■ **WORK INSTRUCTIONS**
Out of the lines below, please list those that hold the string "field".

■ **RECORDS FOR THIS TASK**
....

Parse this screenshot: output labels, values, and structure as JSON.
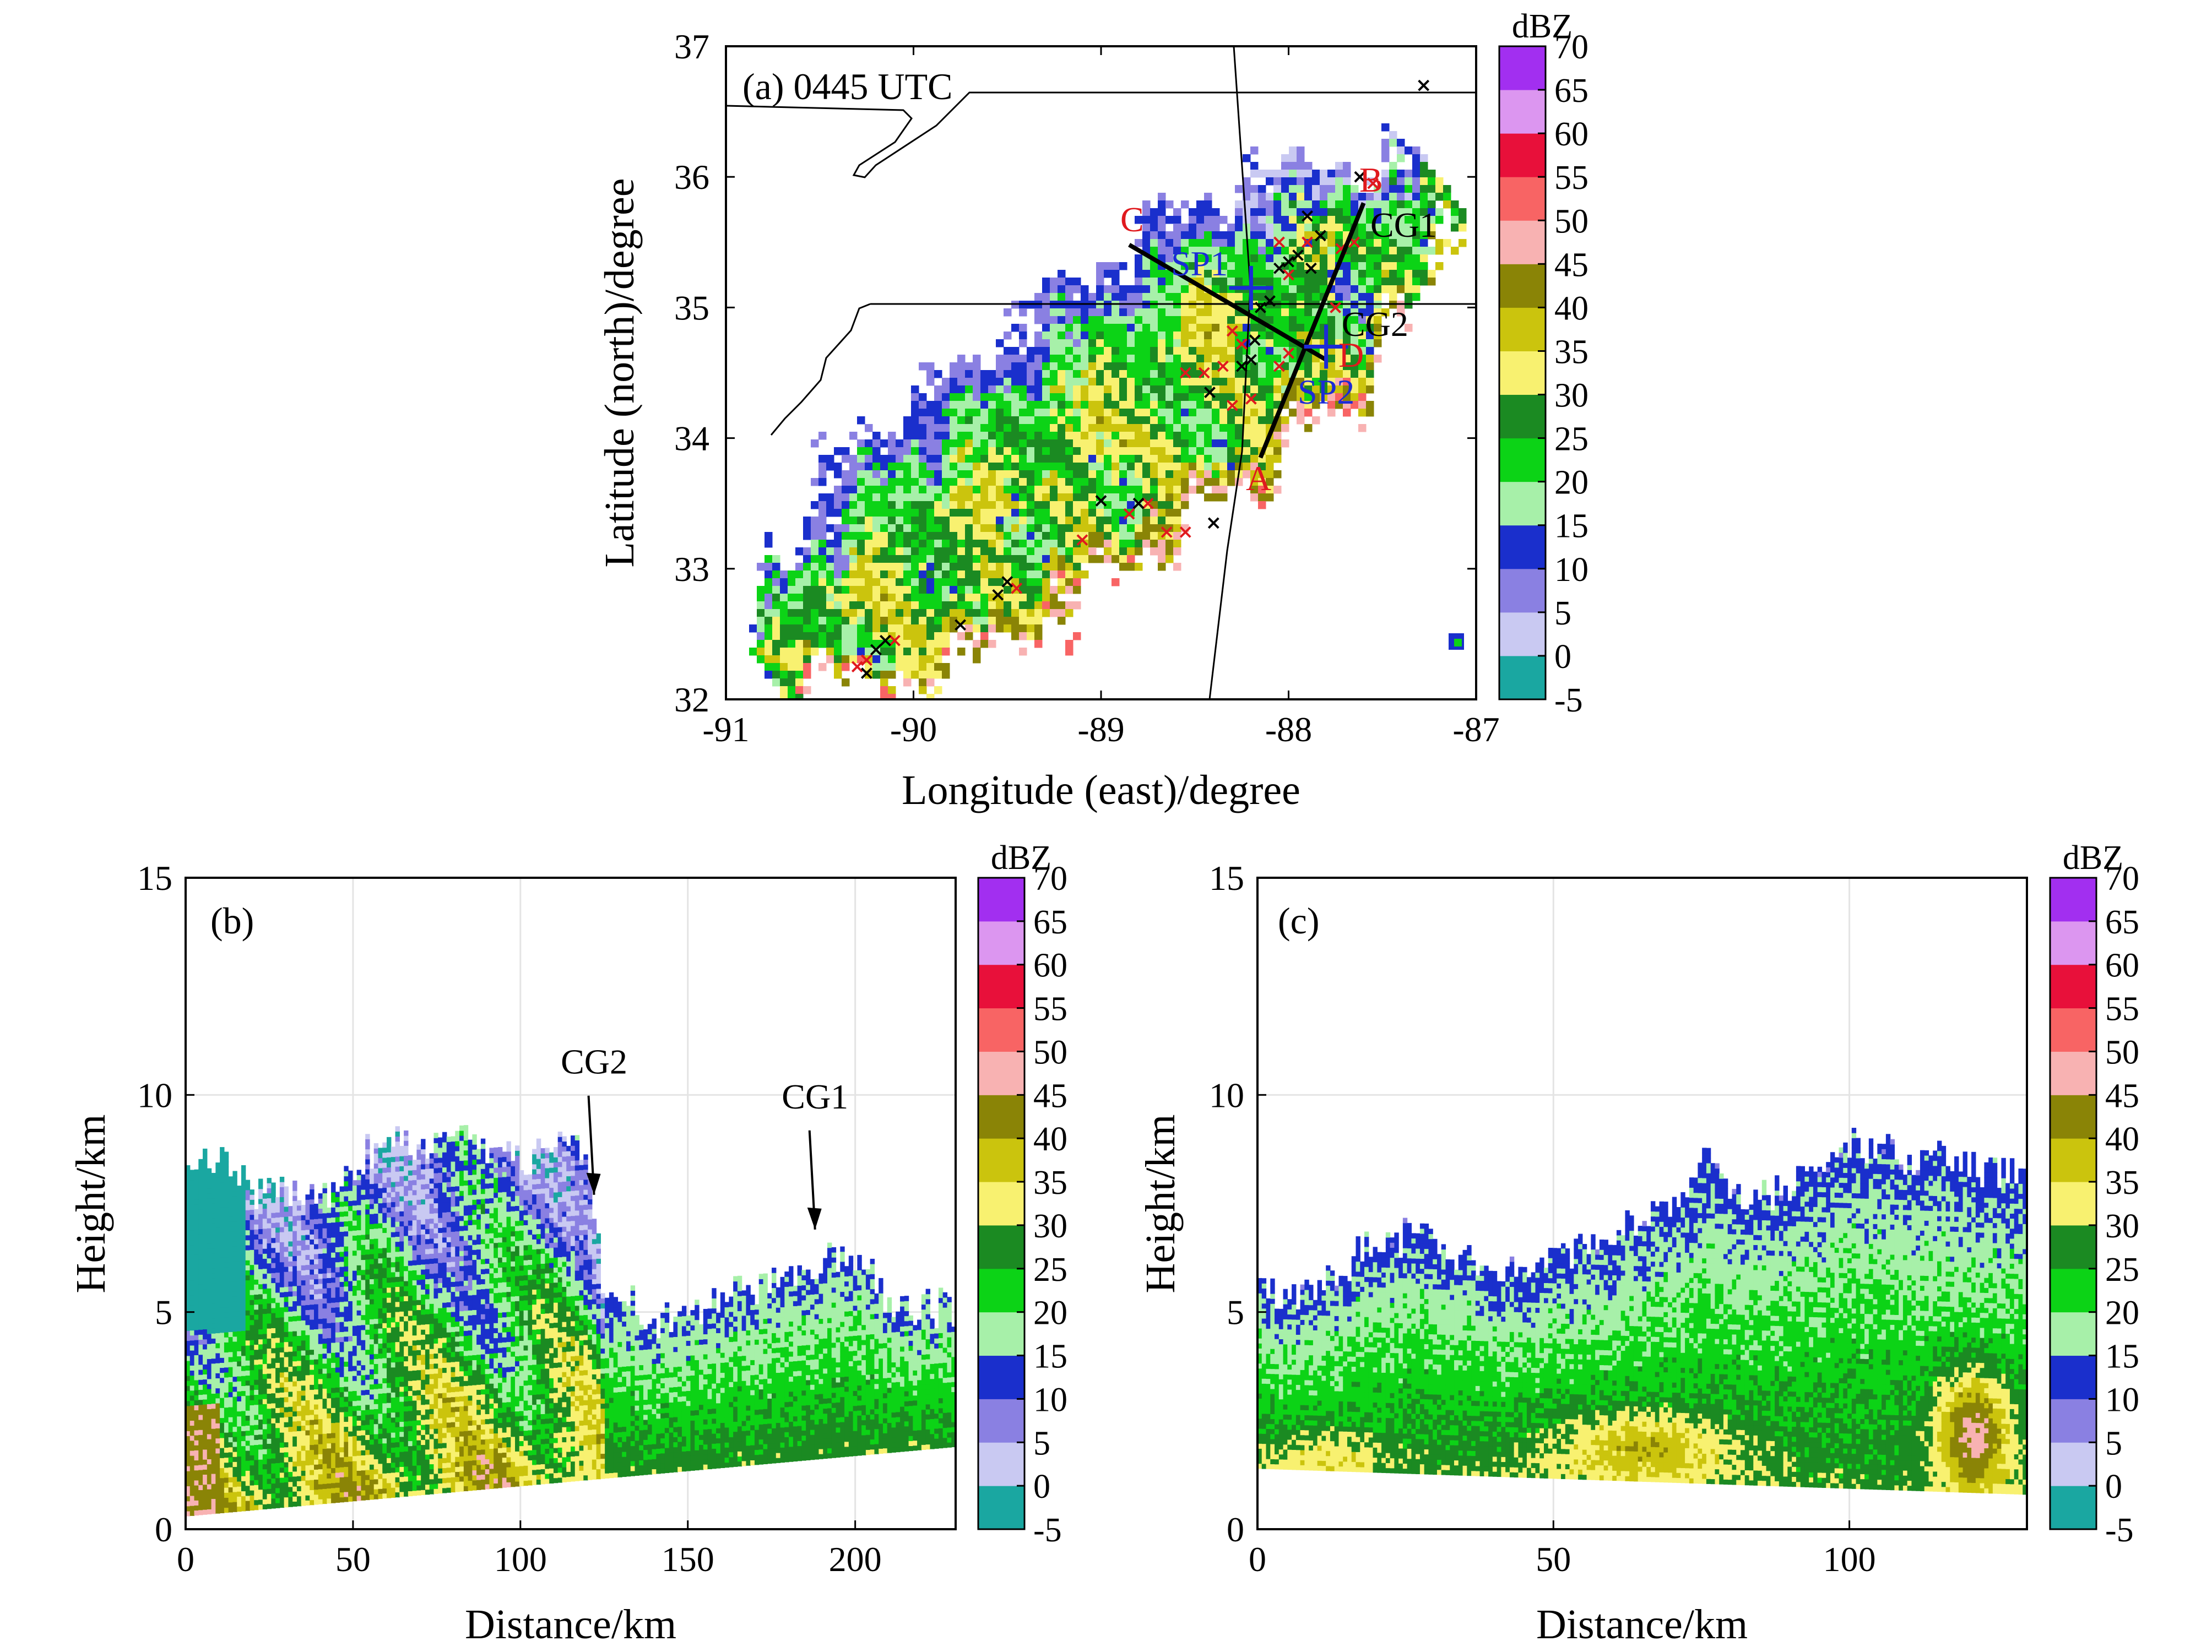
{
  "colorbar": {
    "unit": "dBZ",
    "levels": [
      -5,
      0,
      5,
      10,
      15,
      20,
      25,
      30,
      35,
      40,
      45,
      50,
      55,
      60,
      65,
      70
    ],
    "colors": [
      "#1aa7a1",
      "#c9c9f2",
      "#8a80e2",
      "#1a2fcc",
      "#a7f0a9",
      "#0cd316",
      "#1b8a22",
      "#f8f170",
      "#cbc40d",
      "#8a8406",
      "#f8b2b2",
      "#f86464",
      "#e8103a",
      "#dc96f0",
      "#a22ff0"
    ]
  },
  "chart_data": [
    {
      "type": "heatmap",
      "panel_label": "(a) 0445 UTC",
      "xlabel": "Longitude (east)/degree",
      "ylabel": "Latitude (north)/degree",
      "xlim": [
        -91,
        -87
      ],
      "ylim": [
        32,
        37
      ],
      "x_ticks": [
        "-91",
        "-90",
        "-89",
        "-88",
        "-87"
      ],
      "y_ticks": [
        "32",
        "33",
        "34",
        "35",
        "36",
        "37"
      ],
      "grid": false,
      "field": "radar reflectivity (dBZ), band oriented SW–NE",
      "cross_sections": [
        {
          "start": "A",
          "end": "B",
          "start_lonlat": [
            -88.15,
            33.85
          ],
          "end_lonlat": [
            -87.6,
            35.8
          ]
        },
        {
          "start": "C",
          "end": "D",
          "start_lonlat": [
            -88.85,
            35.48
          ],
          "end_lonlat": [
            -87.8,
            34.6
          ]
        }
      ],
      "markers": [
        {
          "label": "SP1",
          "type": "blue-plus",
          "lonlat": [
            -88.2,
            35.15
          ]
        },
        {
          "label": "SP2",
          "type": "blue-plus",
          "lonlat": [
            -87.8,
            34.7
          ]
        },
        {
          "label": "CG1",
          "lonlat": [
            -87.65,
            35.58
          ]
        },
        {
          "label": "CG2",
          "lonlat": [
            -87.82,
            34.98
          ]
        }
      ],
      "lightning_black": [
        [
          -87.28,
          36.7
        ],
        [
          -87.62,
          36.0
        ],
        [
          -87.9,
          35.7
        ],
        [
          -87.83,
          35.55
        ],
        [
          -87.95,
          35.4
        ],
        [
          -88.05,
          35.3
        ],
        [
          -88.0,
          35.35
        ],
        [
          -87.88,
          35.3
        ],
        [
          -88.1,
          35.05
        ],
        [
          -88.15,
          35.0
        ],
        [
          -88.18,
          34.75
        ],
        [
          -88.2,
          34.6
        ],
        [
          -88.25,
          34.55
        ],
        [
          -88.42,
          34.35
        ],
        [
          -88.4,
          33.35
        ],
        [
          -89.0,
          33.52
        ],
        [
          -88.8,
          33.5
        ],
        [
          -89.5,
          32.9
        ],
        [
          -89.55,
          32.8
        ],
        [
          -89.75,
          32.57
        ],
        [
          -90.15,
          32.45
        ],
        [
          -90.2,
          32.38
        ],
        [
          -90.25,
          32.2
        ]
      ],
      "lightning_red": [
        [
          -87.55,
          35.95
        ],
        [
          -87.65,
          35.5
        ],
        [
          -87.72,
          35.45
        ],
        [
          -88.05,
          35.5
        ],
        [
          -88.0,
          35.25
        ],
        [
          -87.9,
          35.5
        ],
        [
          -87.75,
          35.0
        ],
        [
          -88.3,
          34.82
        ],
        [
          -88.25,
          34.72
        ],
        [
          -88.35,
          34.55
        ],
        [
          -88.45,
          34.5
        ],
        [
          -88.55,
          34.5
        ],
        [
          -88.2,
          34.3
        ],
        [
          -88.3,
          34.25
        ],
        [
          -88.0,
          34.65
        ],
        [
          -88.05,
          34.55
        ],
        [
          -88.65,
          33.28
        ],
        [
          -88.55,
          33.28
        ],
        [
          -88.75,
          33.5
        ],
        [
          -88.85,
          33.42
        ],
        [
          -89.1,
          33.22
        ],
        [
          -89.45,
          32.85
        ],
        [
          -90.1,
          32.45
        ],
        [
          -90.25,
          32.3
        ],
        [
          -90.3,
          32.25
        ]
      ],
      "annotation_labels": [
        "A",
        "B",
        "C",
        "D",
        "SP1",
        "SP2",
        "CG1",
        "CG2"
      ]
    },
    {
      "type": "heatmap",
      "panel_label": "(b)",
      "xlabel": "Distance/km",
      "ylabel": "Height/km",
      "xlim": [
        0,
        230
      ],
      "ylim": [
        0,
        15
      ],
      "x_ticks": [
        "0",
        "50",
        "100",
        "150",
        "200"
      ],
      "y_ticks": [
        "0",
        "5",
        "10",
        "15"
      ],
      "grid": true,
      "field": "reflectivity cross section along A–B",
      "echo_top_km": {
        "x": [
          0,
          10,
          20,
          30,
          40,
          50,
          60,
          70,
          80,
          90,
          100,
          110,
          118,
          125,
          130,
          140,
          150,
          160,
          170,
          180,
          190,
          200,
          210,
          220,
          230
        ],
        "y": [
          8.2,
          8.5,
          7.8,
          7.8,
          7.5,
          8.3,
          9.0,
          8.9,
          9.0,
          8.8,
          8.5,
          8.6,
          8.8,
          5.6,
          5.4,
          4.8,
          5.0,
          5.2,
          5.5,
          5.9,
          6.2,
          6.3,
          5.2,
          5.1,
          5.0
        ]
      },
      "base_km": {
        "x": [
          0,
          230
        ],
        "y": [
          0.3,
          1.9
        ]
      },
      "annotations": [
        {
          "text": "CG2",
          "x_km": 122,
          "arrow_to_height_km": 7.7
        },
        {
          "text": "CG1",
          "x_km": 188,
          "arrow_to_height_km": 6.9
        }
      ]
    },
    {
      "type": "heatmap",
      "panel_label": "(c)",
      "xlabel": "Distance/km",
      "ylabel": "Height/km",
      "xlim": [
        0,
        130
      ],
      "ylim": [
        0,
        15
      ],
      "x_ticks": [
        "0",
        "50",
        "100"
      ],
      "y_ticks": [
        "0",
        "5",
        "10",
        "15"
      ],
      "grid": true,
      "field": "reflectivity cross section along C–D",
      "echo_top_km": {
        "x": [
          0,
          10,
          20,
          30,
          40,
          50,
          60,
          70,
          75,
          80,
          90,
          100,
          110,
          118,
          125,
          130
        ],
        "y": [
          5.4,
          5.3,
          6.7,
          6.6,
          6.0,
          6.1,
          6.8,
          7.5,
          8.5,
          7.6,
          7.8,
          8.9,
          8.5,
          8.4,
          8.2,
          8.1
        ]
      },
      "base_km": {
        "x": [
          0,
          130
        ],
        "y": [
          1.4,
          0.8
        ]
      },
      "max_core": {
        "x_km": 121,
        "height_km": 2.0,
        "value_dbz": 45
      }
    }
  ]
}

....

■ **EXERCISE RESULT**
      "field": "radar reflectivity (dBZ), band oriented SW–NE",
      "field": "reflectivity cross section along A–B",
      "field": "reflectivity cross section along C–D",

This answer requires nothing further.